__TO DO__
Return all the entries exactly, keeping pictures out.

__DATASET ENTRIES__

## BEGIN

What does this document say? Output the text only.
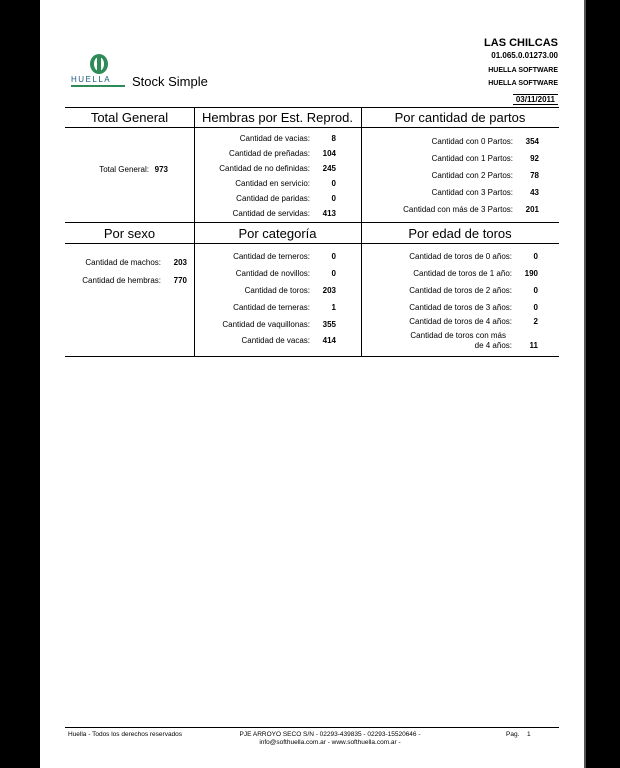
HUELLA Stock Simple
LAS CHILCAS
01.065.0.01273.00
HUELLA SOFTWARE
HUELLA SOFTWARE
03/11/2011
Total General	Hembras por Est. Reprod.	Por cantidad de partos
Por sexo	Por categoría	Por edad de toros
Total General: 973
Cantidad de vacias:	8
Cantidad de preñadas:	104
Cantidad de no definidas:	245
Cantidad en servicio:	0
Cantidad de paridas:	0
Cantidad de servidas:	413
Cantidad con 0 Partos:	354
Cantidad con 1 Partos:	92
Cantidad con 2 Partos:	78
Cantidad con 3 Partos:	43
Cantidad con más de 3 Partos:	201
Cantidad de machos:	203
Cantidad de hembras:	770
Cantidad de terneros:	0
Cantidad de novillos:	0
Cantidad de toros:	203
Cantidad de terneras:	1
Cantidad de vaquillonas:	355
Cantidad de vacas:	414
Cantidad de toros de 0 años:	0
Cantidad de toros de 1 año:	190
Cantidad de toros de 2 años:	0
Cantidad de toros de 3 años:	0
Cantidad de toros de 4 años:	2
Cantidad de toros con más
de 4 años:	11
Huella - Todos los derechos reservados	PJE ARROYO SECO S/N - 02293-439835 - 02293-15520646 -
info@softhuella.com.ar - www.softhuella.com.ar -
Pag. 1
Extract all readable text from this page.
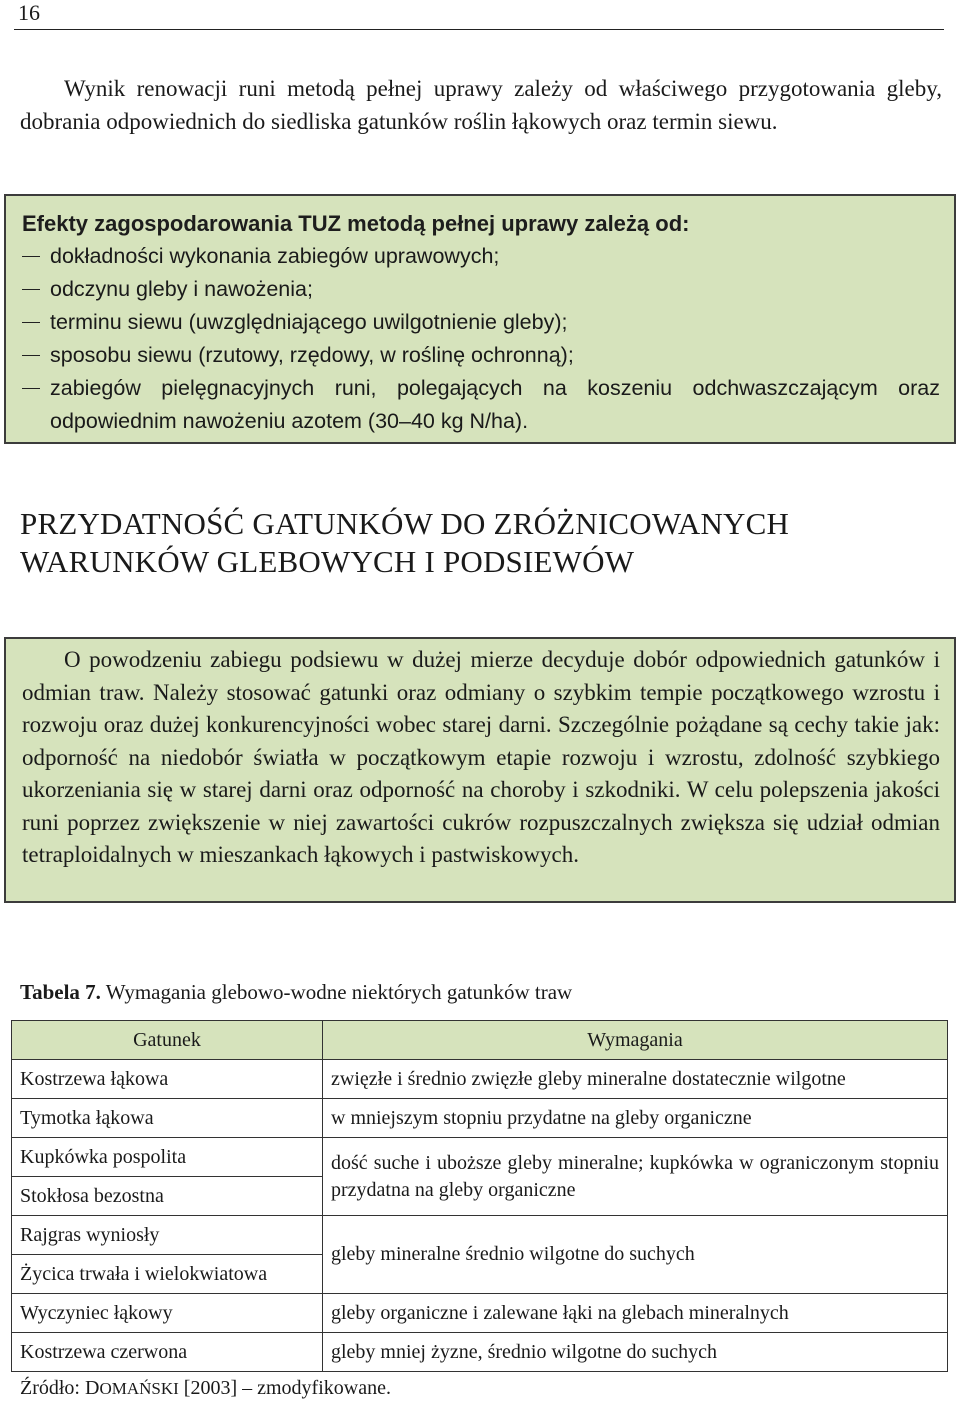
16

Wynik renowacji runi metodą pełnej uprawy zależy od właściwego przygotowania gleby, dobrania odpowiednich do siedliska gatunków roślin łąkowych oraz termin siewu.

Efekty zagospodarowania TUZ metodą pełnej uprawy zależą od:
dokładności wykonania zabiegów uprawowych;
odczynu gleby i nawożenia;
terminu siewu (uwzględniającego uwilgotnienie gleby);
sposobu siewu (rzutowy, rzędowy, w roślinę ochronną);
zabiegów pielęgnacyjnych runi, polegających na koszeniu odchwaszczającym oraz odpowiednim nawożeniu azotem (30–40 kg N/ha).
PRZYDATNOŚĆ GATUNKÓW DO ZRÓŻNICOWANYCH
WARUNKÓW GLEBOWYCH I PODSIEWÓW

O powodzeniu zabiegu podsiewu w dużej mierze decyduje dobór odpowiednich gatunków i odmian traw. Należy stosować gatunki oraz odmiany o szybkim tempie początkowego wzrostu i rozwoju oraz dużej konkurencyjności wobec starej darni. Szczególnie pożądane są cechy takie jak: odporność na niedobór światła w początkowym etapie rozwoju i wzrostu, zdolność szybkiego ukorzeniania się w starej darni oraz odporność na choroby i szkodniki. W celu polepszenia jakości runi poprzez zwiększenie w niej zawartości cukrów rozpuszczalnych zwiększa się udział odmian tetraploidalnych w mieszankach łąkowych i pastwiskowych.

Tabela 7. Wymagania glebowo-wodne niektórych gatunków traw
Gatunek	Wymagania
Kostrzewa łąkowa	zwięzłe i średnio zwięzłe gleby mineralne dostatecznie wilgotne
Tymotka łąkowa	w mniejszym stopniu przydatne na gleby organiczne
Kupkówka pospolita	dość suche i uboższe gleby mineralne; kupkówka w ograniczonym stopniu przydatna na gleby organiczne
Stokłosa bezostna	
Rajgras wyniosły	gleby mineralne średnio wilgotne do suchych
Życica trwała i wielokwiatowa	
Wyczyniec łąkowy	gleby organiczne i zalewane łąki na glebach mineralnych
Kostrzewa czerwona	gleby mniej żyzne, średnio wilgotne do suchych
Źródło: DOMAŃSKI [2003] – zmodyfikowane.
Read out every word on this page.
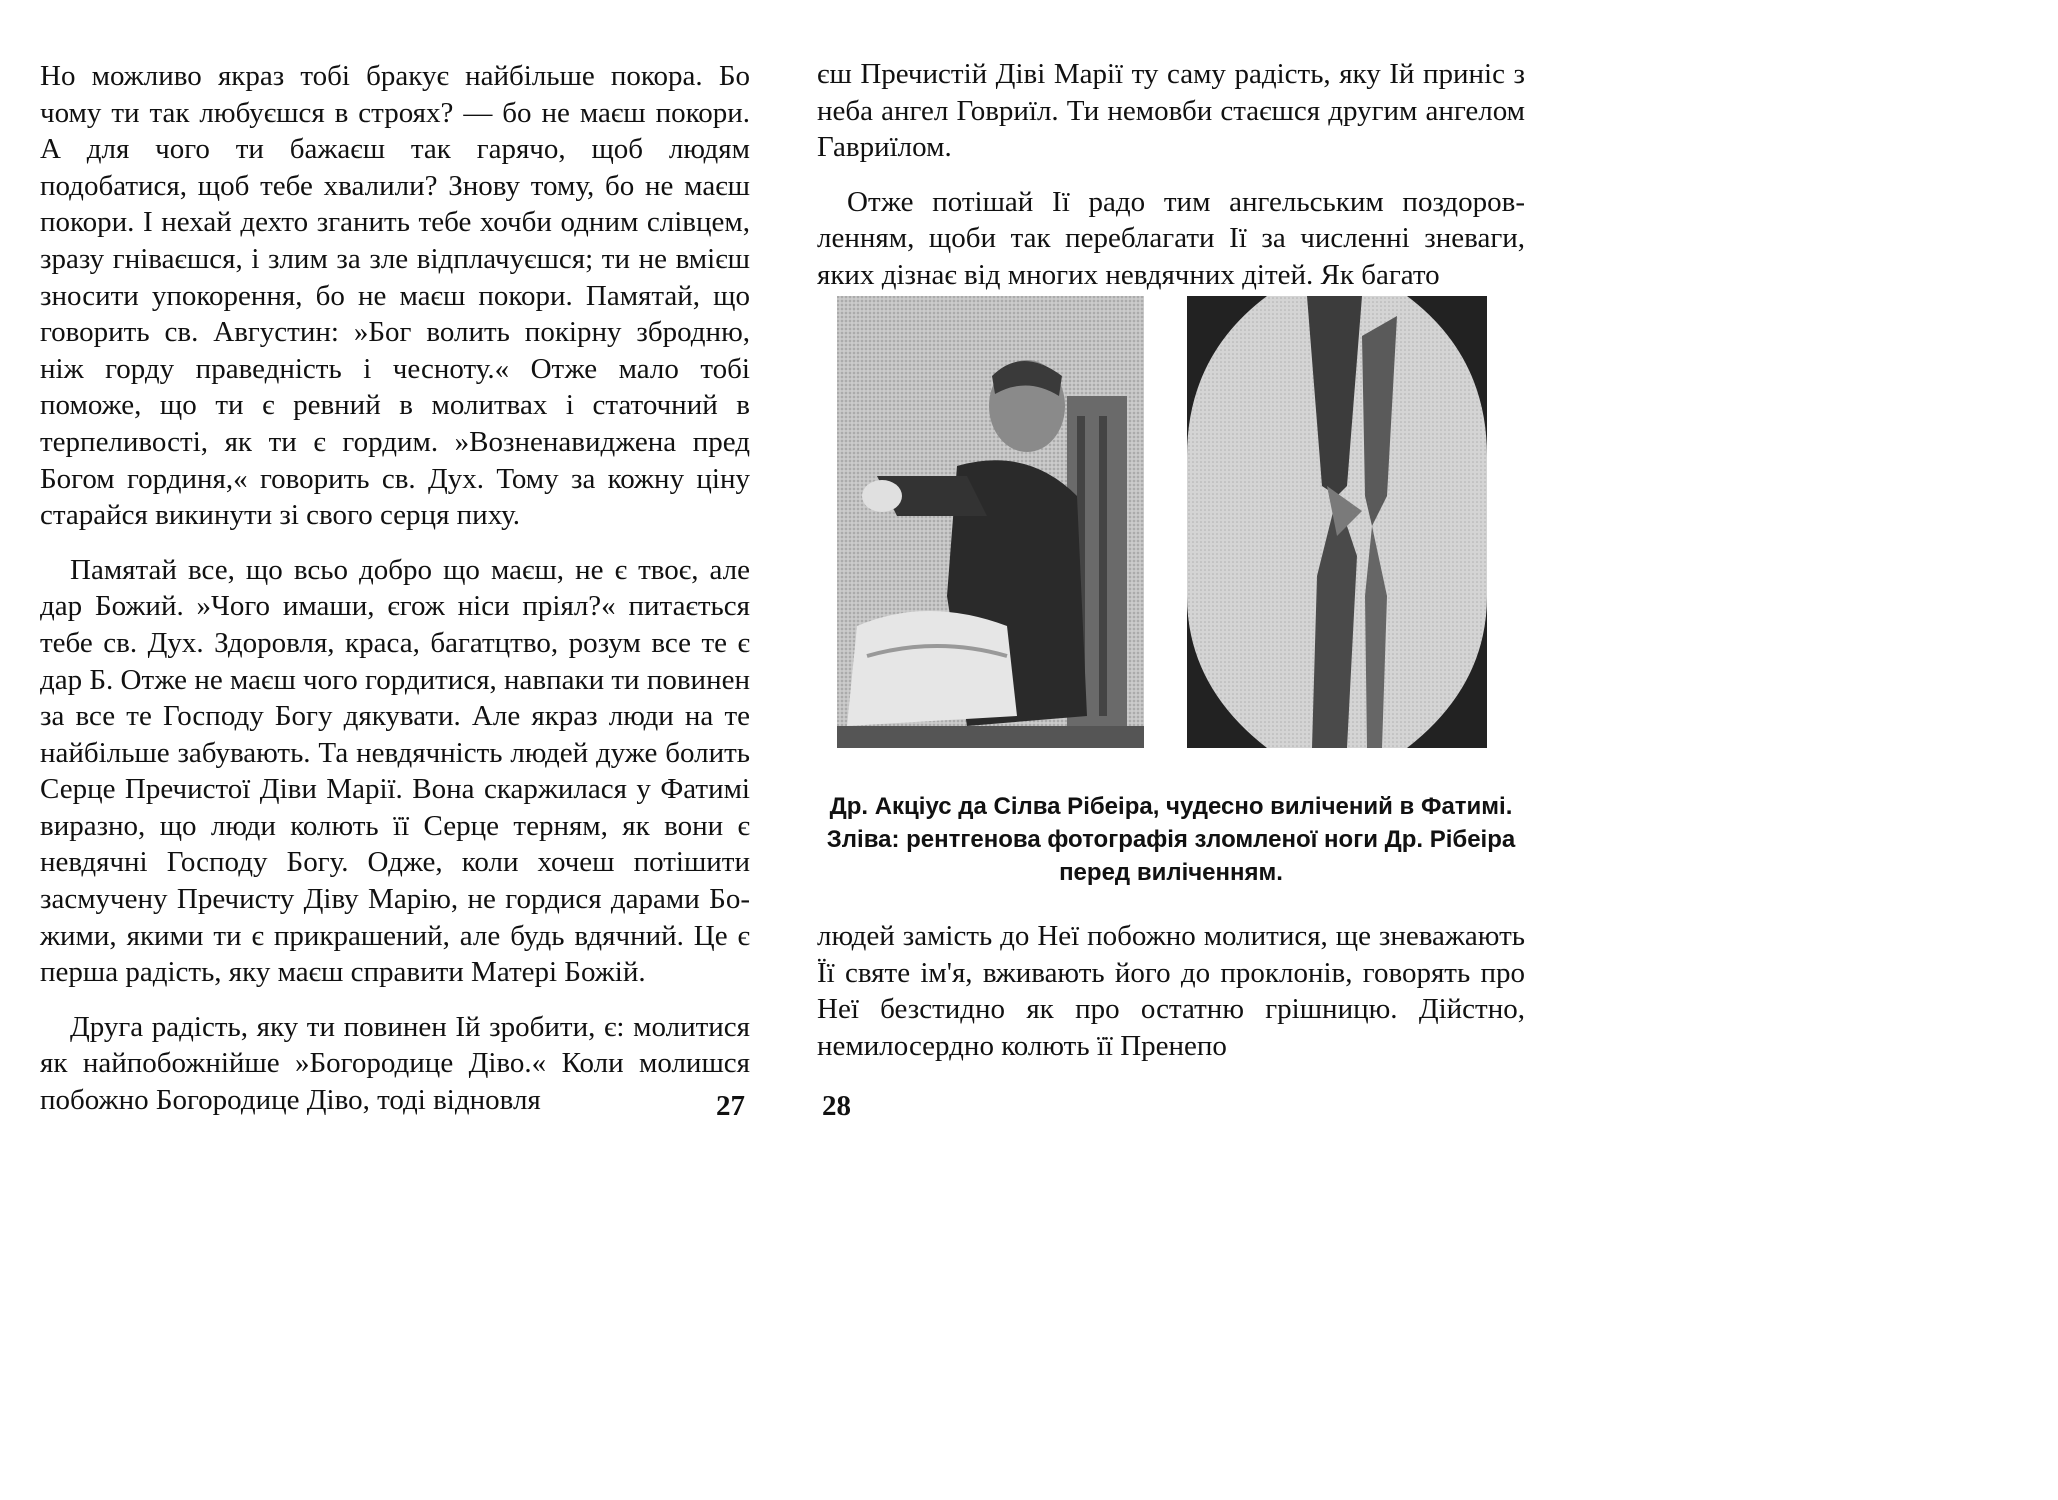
Но можливо якраз тобі бракує найбільше покора. Бо чому ти так любуєшся в строях? — бо не маєш покори. А для чого ти бажаєш так гарячо, щоб людям подобатися, щоб тебе хвалили? Знову тому, бо не маєш покори. І нехай дехто зганить тебе хочби одним слівцем, зразу гніваєшся, і злим за зле відплачуєшся; ти не вмієш зносити упокорення, бо не маєш покори. Памятай, що говорить св. Августин: »Бог волить покірну збродню, ніж горду праведність і чесноту.« Отже мало тобі поможе, що ти є ревний в молитвах і статочний в терпеливості, як ти є гордим. »Возненавиджена пред Богом гординя,« говорить св. Дух. Тому за кожну ціну старайся викинути зі свого серця пиху.

Памятай все, що всьо добро що маєш, не є твоє, але дар Божий. »Чого имаши, єгож ніси пріял?« питається тебе св. Дух. Здоровля, краса, багатцтво, розум все те є дар Б. Отже не маєш чого гордитися, навпаки ти повинен за все те Господу Богу дякувати. Але якраз люди на те найбільше забувають. Та невдячність людей дуже болить Серце Пречистої Діви Марії. Вона скаржилася у Фатимі виразно, що люди колють її Серце терням, як вони є невдячні Господу Богу. Одже, коли хочеш потішити засмучену Пречисту Діву Марію, не гордися дарами Божими, якими ти є прикрашений, але будь вдячний. Це є перша радість, яку маєш справити Матері Божій.

Друга радість, яку ти повинен Ій зробити, є: молитися як найпобожнійше »Богородице Діво.« Коли молишся побожно Богородице Діво, тоді відновля	27

єш Пречистій Діві Марії ту саму радість, яку Ій приніс з неба ангел Говриїл. Ти немовби стаєшся другим ангелом Гавриїлом.

Отже потішай Ії радо тим ангельським поздоровленням, щоби так переблагати Ії за численні зневаги, яких дізнає від многих невдячних дітей. Як багато

Др. Акціус да Сілва Рібеіра, чудесно вилічений в Фатимі. Зліва: рентгенова фотографія зломленої ноги Др. Рібеіра перед виліченням.

людей замість до Неї побожно молитися, ще зневажають Її святе ім'я, вживають його до проклонів, говорять про Неї безстидно як про остатню грішницю. Дійстно, немилосердно колють її Пренепо

28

## END

__RESULT__
What does this document say? Output the text only.
HUELLA Stock Simple
LAS CHILCAS
01.065.0.01273.00
HUELLA SOFTWARE
HUELLA SOFTWARE
03/11/2011
Total General	Hembras por Est. Reprod.	Por cantidad de partos
Por sexo	Por categoría	Por edad de toros
Total General: 973
Cantidad de vacias:	8
Cantidad de preñadas:	104
Cantidad de no definidas:	245
Cantidad en servicio:	0
Cantidad de paridas:	0
Cantidad de servidas:	413
Cantidad con 0 Partos:	354
Cantidad con 1 Partos:	92
Cantidad con 2 Partos:	78
Cantidad con 3 Partos:	43
Cantidad con más de 3 Partos:	201
Cantidad de machos:	203
Cantidad de hembras:	770
Cantidad de terneros:	0
Cantidad de novillos:	0
Cantidad de toros:	203
Cantidad de terneras:	1
Cantidad de vaquillonas:	355
Cantidad de vacas:	414
Cantidad de toros de 0 años:	0
Cantidad de toros de 1 año:	190
Cantidad de toros de 2 años:	0
Cantidad de toros de 3 años:	0
Cantidad de toros de 4 años:	2
Cantidad de toros con más
de 4 años:	11
Huella - Todos los derechos reservados	PJE ARROYO SECO S/N - 02293-439835 - 02293-15520646 -
info@softhuella.com.ar - www.softhuella.com.ar -
Pag. 1
Extract all readable text from this page.
16

Wynik renowacji runi metodą pełnej uprawy zależy od właściwego przygotowania gleby, dobrania odpowiednich do siedliska gatunków roślin łąkowych oraz termin siewu.

Efekty zagospodarowania TUZ metodą pełnej uprawy zależą od:
dokładności wykonania zabiegów uprawowych;
odczynu gleby i nawożenia;
terminu siewu (uwzględniającego uwilgotnienie gleby);
sposobu siewu (rzutowy, rzędowy, w roślinę ochronną);
zabiegów pielęgnacyjnych runi, polegających na koszeniu odchwaszczającym oraz odpowiednim nawożeniu azotem (30–40 kg N/ha).
PRZYDATNOŚĆ GATUNKÓW DO ZRÓŻNICOWANYCH
WARUNKÓW GLEBOWYCH I PODSIEWÓW

O powodzeniu zabiegu podsiewu w dużej mierze decyduje dobór odpowiednich gatunków i odmian traw. Należy stosować gatunki oraz odmiany o szybkim tempie początkowego wzrostu i rozwoju oraz dużej konkurencyjności wobec starej darni. Szczególnie pożądane są cechy takie jak: odporność na niedobór światła w początkowym etapie rozwoju i wzrostu, zdolność szybkiego ukorzeniania się w starej darni oraz odporność na choroby i szkodniki. W celu polepszenia jakości runi poprzez zwiększenie w niej zawartości cukrów rozpuszczalnych zwiększa się udział odmian tetraploidalnych w mieszankach łąkowych i pastwiskowych.

Tabela 7. Wymagania glebowo-wodne niektórych gatunków traw
Gatunek	Wymagania
Kostrzewa łąkowa	zwięzłe i średnio zwięzłe gleby mineralne dostatecznie wilgotne
Tymotka łąkowa	w mniejszym stopniu przydatne na gleby organiczne
Kupkówka pospolita	dość suche i uboższe gleby mineralne; kupkówka w ograniczonym stopniu przydatna na gleby organiczne
Stokłosa bezostna	
Rajgras wyniosły	gleby mineralne średnio wilgotne do suchych
Życica trwała i wielokwiatowa	
Wyczyniec łąkowy	gleby organiczne i zalewane łąki na glebach mineralnych
Kostrzewa czerwona	gleby mniej żyzne, średnio wilgotne do suchych
Źródło: DOMAŃSKI [2003] – zmodyfikowane.
Read out every word on this page.
Но можливо якраз тобі бракує найбільше покора. Бо чому ти так любуєшся в строях? — бо не маєш покори. А для чого ти бажаєш так гарячо, щоб людям подобатися, щоб тебе хвалили? Знову тому, бо не маєш покори. І нехай дехто зганить тебе хочби одним слівцем, зразу гніваєшся, і злим за зле відплачуєшся; ти не вмієш зносити упокорення, бо не маєш покори. Памятай, що говорить св. Августин: »Бог волить покірну збродню, ніж горду праведність і чесноту.« Отже мало тобі поможе, що ти є ревний в молитвах і статочний в терпеливості, як ти є гордим. »Возненавиджена пред Богом гординя,« говорить св. Дух. Тому за кожну ціну старайся викинути зі свого серця пиху.

Памятай все, що всьо добро що маєш, не є твоє, але дар Божий. »Чого имаши, єгож ніси пріял?« питається тебе св. Дух. Здоровля, краса, багатцтво, розум все те є дар Б. Отже не маєш чого гордитися, навпаки ти повинен за все те Господу Богу дякувати. Але якраз люди на те найбільше забувають. Та невдячність людей дуже болить Серце Пречистої Діви Марії. Вона скаржилася у Фатимі виразно, що люди колють її Серце терням, як вони є невдячні Господу Богу. Одже, коли хочеш потішити засмучену Пречисту Діву Марію, не гордися дарами Божими, якими ти є прикрашений, але будь вдячний. Це є перша радість, яку маєш справити Матері Божій.

Друга радість, яку ти повинен Ій зробити, є: молитися як найпобожнійше »Богородице Діво.« Коли молишся побожно Богородице Діво, тоді відновля	27

єш Пречистій Діві Марії ту саму радість, яку Ій приніс з неба ангел Говриїл. Ти немовби стаєшся другим ангелом Гавриїлом.

Отже потішай Ії радо тим ангельським поздоровленням, щоби так переблагати Ії за численні зневаги, яких дізнає від многих невдячних дітей. Як багато

Др. Акціус да Сілва Рібеіра, чудесно вилічений в Фатимі. Зліва: рентгенова фотографія зломленої ноги Др. Рібеіра перед виліченням.

людей замість до Неї побожно молитися, ще зневажають Її святе ім'я, вживають його до проклонів, говорять про Неї безстидно як про остатню грішницю. Дійстно, немилосердно колють її Пренепо

28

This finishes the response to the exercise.